=== DATA LINES ===

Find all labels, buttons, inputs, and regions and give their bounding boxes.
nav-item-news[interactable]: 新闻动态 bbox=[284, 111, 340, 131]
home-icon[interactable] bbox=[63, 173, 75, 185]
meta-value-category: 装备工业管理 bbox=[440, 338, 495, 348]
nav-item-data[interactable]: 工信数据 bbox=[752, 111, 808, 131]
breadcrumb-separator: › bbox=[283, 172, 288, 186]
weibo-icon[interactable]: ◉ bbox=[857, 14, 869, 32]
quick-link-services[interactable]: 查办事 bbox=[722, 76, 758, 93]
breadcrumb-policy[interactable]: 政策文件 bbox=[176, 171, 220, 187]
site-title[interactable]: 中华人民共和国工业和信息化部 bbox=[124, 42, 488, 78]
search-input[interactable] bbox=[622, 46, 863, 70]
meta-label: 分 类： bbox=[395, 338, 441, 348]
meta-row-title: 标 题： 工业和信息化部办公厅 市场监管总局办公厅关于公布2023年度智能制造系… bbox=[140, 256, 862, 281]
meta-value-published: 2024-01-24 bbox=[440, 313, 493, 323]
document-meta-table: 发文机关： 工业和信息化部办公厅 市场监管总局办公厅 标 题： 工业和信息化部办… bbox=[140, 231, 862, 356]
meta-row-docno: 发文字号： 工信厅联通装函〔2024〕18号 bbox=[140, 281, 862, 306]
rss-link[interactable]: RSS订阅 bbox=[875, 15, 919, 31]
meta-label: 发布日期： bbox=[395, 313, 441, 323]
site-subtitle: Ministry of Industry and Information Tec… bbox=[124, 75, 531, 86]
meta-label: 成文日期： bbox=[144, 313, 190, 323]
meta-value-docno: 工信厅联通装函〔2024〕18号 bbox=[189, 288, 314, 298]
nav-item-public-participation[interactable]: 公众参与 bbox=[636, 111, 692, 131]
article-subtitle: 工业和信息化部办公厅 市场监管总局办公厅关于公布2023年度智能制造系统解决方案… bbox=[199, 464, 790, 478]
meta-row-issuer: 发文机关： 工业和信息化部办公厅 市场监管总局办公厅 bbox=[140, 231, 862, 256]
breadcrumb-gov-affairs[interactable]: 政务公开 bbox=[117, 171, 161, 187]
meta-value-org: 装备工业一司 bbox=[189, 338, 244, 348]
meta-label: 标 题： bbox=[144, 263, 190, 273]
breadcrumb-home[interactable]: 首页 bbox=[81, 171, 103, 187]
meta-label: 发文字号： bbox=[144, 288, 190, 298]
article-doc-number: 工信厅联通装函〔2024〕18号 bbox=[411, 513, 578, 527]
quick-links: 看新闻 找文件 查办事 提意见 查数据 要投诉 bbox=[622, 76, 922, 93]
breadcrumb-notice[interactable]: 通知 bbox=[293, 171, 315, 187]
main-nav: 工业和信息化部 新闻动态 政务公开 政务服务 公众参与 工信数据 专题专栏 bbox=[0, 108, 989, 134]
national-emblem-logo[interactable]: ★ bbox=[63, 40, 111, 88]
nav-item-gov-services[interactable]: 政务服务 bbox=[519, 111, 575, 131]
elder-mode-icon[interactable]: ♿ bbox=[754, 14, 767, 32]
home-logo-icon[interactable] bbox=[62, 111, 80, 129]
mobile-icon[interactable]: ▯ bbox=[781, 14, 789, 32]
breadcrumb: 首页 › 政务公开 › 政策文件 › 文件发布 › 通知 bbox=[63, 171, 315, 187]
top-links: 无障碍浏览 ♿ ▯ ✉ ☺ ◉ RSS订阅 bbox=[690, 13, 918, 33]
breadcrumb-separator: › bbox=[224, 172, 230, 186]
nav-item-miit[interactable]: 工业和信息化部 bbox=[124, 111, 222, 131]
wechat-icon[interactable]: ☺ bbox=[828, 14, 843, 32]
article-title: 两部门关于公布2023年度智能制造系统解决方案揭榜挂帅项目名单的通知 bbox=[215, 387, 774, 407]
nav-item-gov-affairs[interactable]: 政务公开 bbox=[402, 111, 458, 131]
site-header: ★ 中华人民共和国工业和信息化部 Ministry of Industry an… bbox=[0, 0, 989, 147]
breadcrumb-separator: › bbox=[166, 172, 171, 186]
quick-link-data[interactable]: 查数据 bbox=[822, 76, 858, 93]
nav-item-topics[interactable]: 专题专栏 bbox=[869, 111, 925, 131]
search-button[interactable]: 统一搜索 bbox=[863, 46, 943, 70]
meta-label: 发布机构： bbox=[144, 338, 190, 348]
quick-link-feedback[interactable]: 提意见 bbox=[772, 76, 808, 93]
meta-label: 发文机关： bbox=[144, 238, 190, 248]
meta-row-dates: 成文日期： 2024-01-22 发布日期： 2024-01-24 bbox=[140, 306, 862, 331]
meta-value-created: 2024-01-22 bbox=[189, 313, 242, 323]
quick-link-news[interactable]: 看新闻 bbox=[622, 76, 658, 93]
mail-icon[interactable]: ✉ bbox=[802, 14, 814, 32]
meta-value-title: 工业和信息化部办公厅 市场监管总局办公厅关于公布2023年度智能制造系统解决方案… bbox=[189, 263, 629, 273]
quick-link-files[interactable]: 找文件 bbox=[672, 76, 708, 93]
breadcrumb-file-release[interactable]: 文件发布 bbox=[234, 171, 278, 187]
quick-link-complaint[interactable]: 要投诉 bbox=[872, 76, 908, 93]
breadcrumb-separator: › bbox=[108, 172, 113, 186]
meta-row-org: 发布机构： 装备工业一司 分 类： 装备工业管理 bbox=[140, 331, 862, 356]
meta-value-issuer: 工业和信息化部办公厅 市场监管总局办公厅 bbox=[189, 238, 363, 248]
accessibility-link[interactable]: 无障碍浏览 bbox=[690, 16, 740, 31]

===

**WHAT IS REQUIRED**.
Switch every "breadcrumb-separator" in the data to "crumb-divider" and leave everything else unchanged.

**ANSWER TO THIS EXERCISE**.
Find all labels, buttons, inputs, and regions and give their bounding boxes.
nav-item-news[interactable]: 新闻动态 bbox=[284, 111, 340, 131]
home-icon[interactable] bbox=[63, 173, 75, 185]
meta-value-category: 装备工业管理 bbox=[440, 338, 495, 348]
nav-item-data[interactable]: 工信数据 bbox=[752, 111, 808, 131]
crumb-divider: › bbox=[283, 172, 288, 186]
weibo-icon[interactable]: ◉ bbox=[857, 14, 869, 32]
quick-link-services[interactable]: 查办事 bbox=[722, 76, 758, 93]
breadcrumb-policy[interactable]: 政策文件 bbox=[176, 171, 220, 187]
site-title[interactable]: 中华人民共和国工业和信息化部 bbox=[124, 42, 488, 78]
search-input[interactable] bbox=[622, 46, 863, 70]
meta-label: 分 类： bbox=[395, 338, 441, 348]
meta-row-title: 标 题： 工业和信息化部办公厅 市场监管总局办公厅关于公布2023年度智能制造系… bbox=[140, 256, 862, 281]
meta-value-published: 2024-01-24 bbox=[440, 313, 493, 323]
document-meta-table: 发文机关： 工业和信息化部办公厅 市场监管总局办公厅 标 题： 工业和信息化部办… bbox=[140, 231, 862, 356]
meta-row-docno: 发文字号： 工信厅联通装函〔2024〕18号 bbox=[140, 281, 862, 306]
rss-link[interactable]: RSS订阅 bbox=[875, 15, 919, 31]
meta-label: 发布日期： bbox=[395, 313, 441, 323]
site-subtitle: Ministry of Industry and Information Tec… bbox=[124, 75, 531, 86]
meta-label: 成文日期： bbox=[144, 313, 190, 323]
meta-value-docno: 工信厅联通装函〔2024〕18号 bbox=[189, 288, 314, 298]
nav-item-public-participation[interactable]: 公众参与 bbox=[636, 111, 692, 131]
article-subtitle: 工业和信息化部办公厅 市场监管总局办公厅关于公布2023年度智能制造系统解决方案… bbox=[199, 464, 790, 478]
meta-row-issuer: 发文机关： 工业和信息化部办公厅 市场监管总局办公厅 bbox=[140, 231, 862, 256]
breadcrumb-gov-affairs[interactable]: 政务公开 bbox=[117, 171, 161, 187]
meta-value-org: 装备工业一司 bbox=[189, 338, 244, 348]
meta-label: 标 题： bbox=[144, 263, 190, 273]
breadcrumb-home[interactable]: 首页 bbox=[81, 171, 103, 187]
meta-label: 发文字号： bbox=[144, 288, 190, 298]
article-doc-number: 工信厅联通装函〔2024〕18号 bbox=[411, 513, 578, 527]
quick-links: 看新闻 找文件 查办事 提意见 查数据 要投诉 bbox=[622, 76, 922, 93]
breadcrumb-notice[interactable]: 通知 bbox=[293, 171, 315, 187]
main-nav: 工业和信息化部 新闻动态 政务公开 政务服务 公众参与 工信数据 专题专栏 bbox=[0, 108, 989, 134]
national-emblem-logo[interactable]: ★ bbox=[63, 40, 111, 88]
nav-item-gov-services[interactable]: 政务服务 bbox=[519, 111, 575, 131]
elder-mode-icon[interactable]: ♿ bbox=[754, 14, 767, 32]
home-logo-icon[interactable] bbox=[62, 111, 80, 129]
mobile-icon[interactable]: ▯ bbox=[781, 14, 789, 32]
breadcrumb: 首页 › 政务公开 › 政策文件 › 文件发布 › 通知 bbox=[63, 171, 315, 187]
top-links: 无障碍浏览 ♿ ▯ ✉ ☺ ◉ RSS订阅 bbox=[690, 13, 918, 33]
crumb-divider: › bbox=[224, 172, 230, 186]
nav-item-miit[interactable]: 工业和信息化部 bbox=[124, 111, 222, 131]
wechat-icon[interactable]: ☺ bbox=[828, 14, 843, 32]
article-title: 两部门关于公布2023年度智能制造系统解决方案揭榜挂帅项目名单的通知 bbox=[215, 387, 774, 407]
nav-item-gov-affairs[interactable]: 政务公开 bbox=[402, 111, 458, 131]
site-header: ★ 中华人民共和国工业和信息化部 Ministry of Industry an… bbox=[0, 0, 989, 147]
crumb-divider: › bbox=[166, 172, 171, 186]
quick-link-data[interactable]: 查数据 bbox=[822, 76, 858, 93]
nav-item-topics[interactable]: 专题专栏 bbox=[869, 111, 925, 131]
search-button[interactable]: 统一搜索 bbox=[863, 46, 943, 70]
meta-label: 发布机构： bbox=[144, 338, 190, 348]
quick-link-feedback[interactable]: 提意见 bbox=[772, 76, 808, 93]
meta-label: 发文机关： bbox=[144, 238, 190, 248]
meta-row-dates: 成文日期： 2024-01-22 发布日期： 2024-01-24 bbox=[140, 306, 862, 331]
meta-value-created: 2024-01-22 bbox=[189, 313, 242, 323]
quick-link-news[interactable]: 看新闻 bbox=[622, 76, 658, 93]
mail-icon[interactable]: ✉ bbox=[802, 14, 814, 32]
meta-value-title: 工业和信息化部办公厅 市场监管总局办公厅关于公布2023年度智能制造系统解决方案… bbox=[189, 263, 629, 273]
quick-link-files[interactable]: 找文件 bbox=[672, 76, 708, 93]
breadcrumb-file-release[interactable]: 文件发布 bbox=[234, 171, 278, 187]
quick-link-complaint[interactable]: 要投诉 bbox=[872, 76, 908, 93]
crumb-divider: › bbox=[108, 172, 113, 186]
meta-row-org: 发布机构： 装备工业一司 分 类： 装备工业管理 bbox=[140, 331, 862, 356]
meta-value-issuer: 工业和信息化部办公厅 市场监管总局办公厅 bbox=[189, 238, 363, 248]
accessibility-link[interactable]: 无障碍浏览 bbox=[690, 16, 740, 31]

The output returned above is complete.